◆ Exercise goal
Please find all lines in the data that hold the string "значения" and copy them.

##### Provided information

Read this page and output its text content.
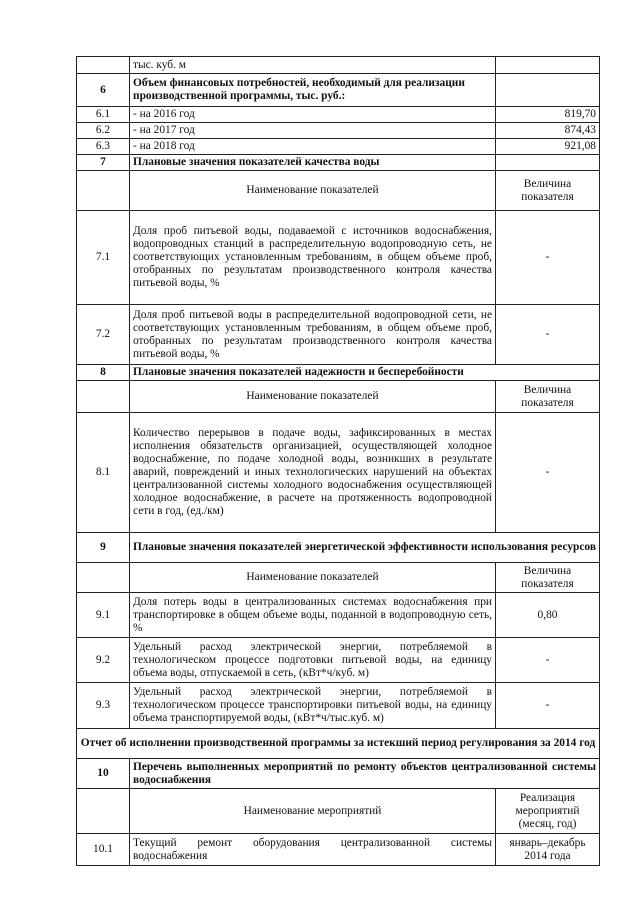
	тыс. куб. м	
6	Объем финансовых потребностей, необходимый для реализации производственной программы, тыс. руб.:	
6.1	- на 2016 год	819,70
6.2	- на 2017 год	874,43
6.3	- на 2018 год	921,08
7	Плановые значения показателей качества воды	
	Наименование показателей	Величина показателя
7.1	Доля проб питьевой воды, подаваемой с источников водоснабжения, водопроводных станций в распределительную водопроводную сеть, не соответствующих установленным требованиям, в общем объеме проб, отобранных по результатам производственного контроля качества питьевой воды, %	-
7.2	Доля проб питьевой воды в распределительной водопроводной сети, не соответствующих установленным требованиям, в общем объеме проб, отобранных по результатам производственного контроля качества питьевой воды, %	-
8	Плановые значения показателей надежности и бесперебойности	
	Наименование показателей	Величина показателя
8.1	Количество перерывов в подаче воды, зафиксированных в местах исполнения обязательств организацией, осуществляющей холодное водоснабжение, по подаче холодной воды, возникших в результате аварий, повреждений и иных технологических нарушений на объектах централизованной системы холодного водоснабжения осуществляющей холодное водоснабжение, в расчете на протяженность водопроводной сети в год, (ед./км)	-
9	Плановые значения показателей энергетической эффективности использования ресурсов	
	Наименование показателей	Величина показателя
9.1	Доля потерь воды в централизованных системах водоснабжения при транспортировке в общем объеме воды, поданной в водопроводную сеть, %	0,80
9.2	Удельный расход электрической энергии, потребляемой в технологическом процессе подготовки питьевой воды, на единицу объема воды, отпускаемой в сеть, (кВт*ч/куб. м)	-
9.3	Удельный расход электрической энергии, потребляемой в технологическом процессе транспортировки питьевой воды, на единицу объема транспортируемой воды, (кВт*ч/тыс.куб. м)	-
Отчет об исполнении производственной программы за истекший период регулирования за 2014 год		
10	Перечень выполненных мероприятий по ремонту объектов централизованной системы водоснабжения	
	Наименование мероприятий	Реализация мероприятий (месяц, год)
10.1	Текущий ремонт оборудования централизованной системы водоснабжения	январь–декабрь 2014 года
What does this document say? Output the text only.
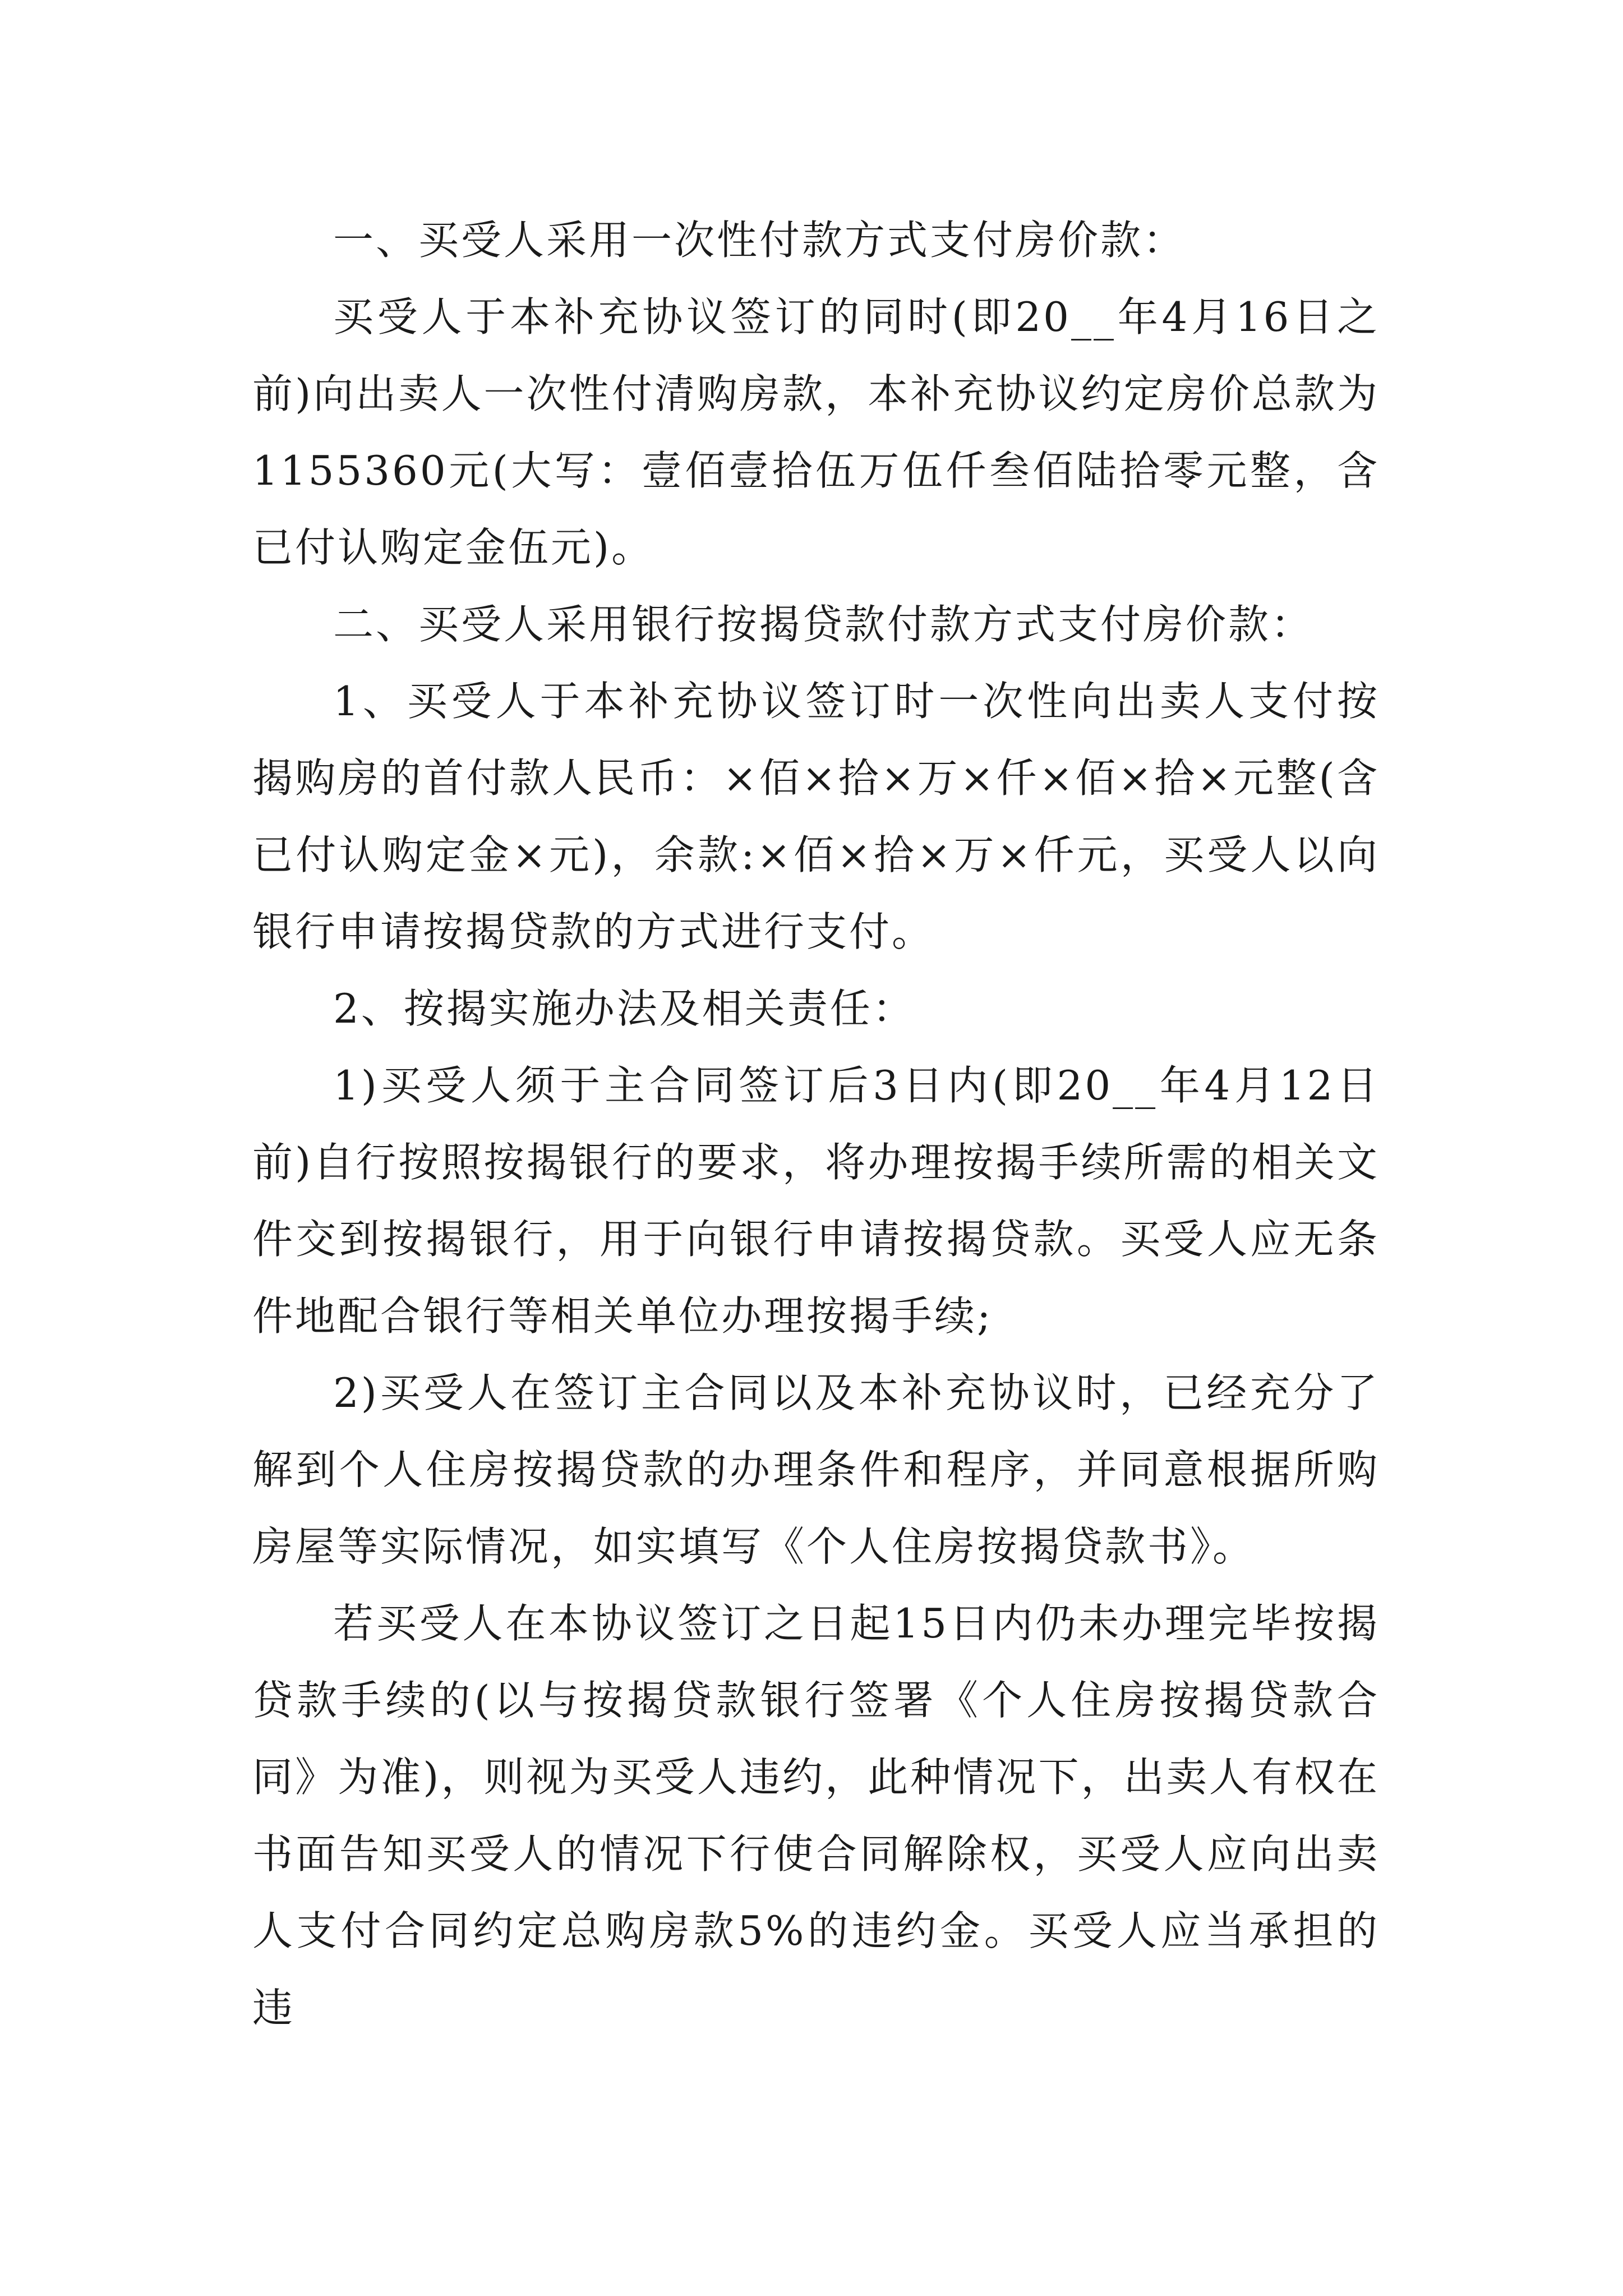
一、买受人采用一次性付款方式支付房价款：

买受人于本补充协议签订的同时(即20__年4月16日之前)向出卖人一次性付清购房款，本补充协议约定房价总款为1155360元(大写：壹佰壹拾伍万伍仟叁佰陆拾零元整，含已付认购定金伍元)。

二、买受人采用银行按揭贷款付款方式支付房价款：

1、买受人于本补充协议签订时一次性向出卖人支付按揭购房的首付款人民币：×佰×拾×万×仟×佰×拾×元整(含已付认购定金×元)，余款:×佰×拾×万×仟元，买受人以向银行申请按揭贷款的方式进行支付。

2、按揭实施办法及相关责任：

1)买受人须于主合同签订后3日内(即20__年4月12日前)自行按照按揭银行的要求，将办理按揭手续所需的相关文件交到按揭银行，用于向银行申请按揭贷款。买受人应无条件地配合银行等相关单位办理按揭手续;

2)买受人在签订主合同以及本补充协议时，已经充分了解到个人住房按揭贷款的办理条件和程序，并同意根据所购房屋等实际情况，如实填写《个人住房按揭贷款书》。

若买受人在本协议签订之日起15日内仍未办理完毕按揭贷款手续的(以与按揭贷款银行签署《个人住房按揭贷款合同》为准)，则视为买受人违约，此种情况下，出卖人有权在书面告知买受人的情况下行使合同解除权，买受人应向出卖人支付合同约定总购房款5%的违约金。买受人应当承担的违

##########

◆ Answer for the task
7	Плановые значения показателей качества воды	
8	Плановые значения показателей надежности и бесперебойности	
9	Плановые значения показателей энергетической эффективности использования ресурсов	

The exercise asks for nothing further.